▶ [LISTED ENTRIES]:
— START —

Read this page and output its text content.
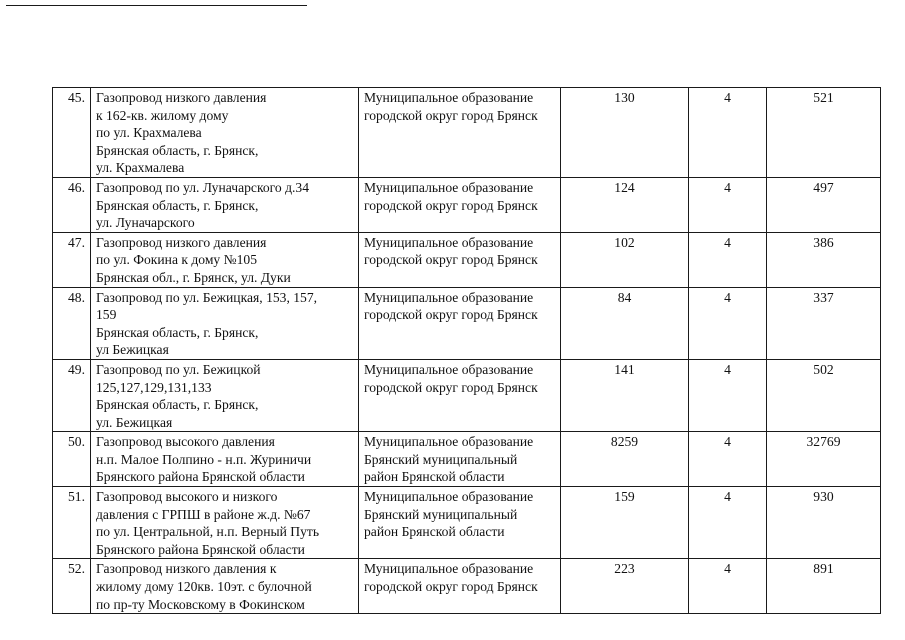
45.	Газопровод низкого давления
к 162-кв. жилому дому
по ул. Крахмалева
Брянская область, г. Брянск,
ул. Крахмалева	Муниципальное образование
городской округ город Брянск	130	4	521
46.	Газопровод по ул. Луначарского д.34
Брянская область, г. Брянск,
ул. Луначарского	Муниципальное образование
городской округ город Брянск	124	4	497
47.	Газопровод низкого давления
по ул. Фокина к дому №105
Брянская обл., г. Брянск, ул. Дуки	Муниципальное образование
городской округ город Брянск	102	4	386
48.	Газопровод по ул. Бежицкая, 153, 157,
159
Брянская область, г. Брянск,
ул Бежицкая	Муниципальное образование
городской округ город Брянск	84	4	337
49.	Газопровод по ул. Бежицкой
125,127,129,131,133
Брянская область, г. Брянск,
ул. Бежицкая	Муниципальное образование
городской округ город Брянск	141	4	502
50.	Газопровод высокого давления
н.п. Малое Полпино - н.п. Журиничи
Брянского района Брянской области	Муниципальное образование
Брянский муниципальный
район Брянской области	8259	4	32769
51.	Газопровод высокого и низкого
давления с ГРПШ в районе ж.д. №67
по ул. Центральной, н.п. Верный Путь
Брянского района Брянской области	Муниципальное образование
Брянский муниципальный
район Брянской области	159	4	930
52.	Газопровод низкого давления к
жилому дому 120кв. 10эт. с булочной
по пр-ту Московскому в Фокинском	Муниципальное образование
городской округ город Брянск	223	4	891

— END —

▶ [PROBLEM]: Gather each line of the records holding the string "низкого".

▶ [SOLUTION BELOW]:
45.	Газопровод низкого давления
47.	Газопровод низкого давления
51.	Газопровод высокого и низкого
52.	Газопровод низкого давления к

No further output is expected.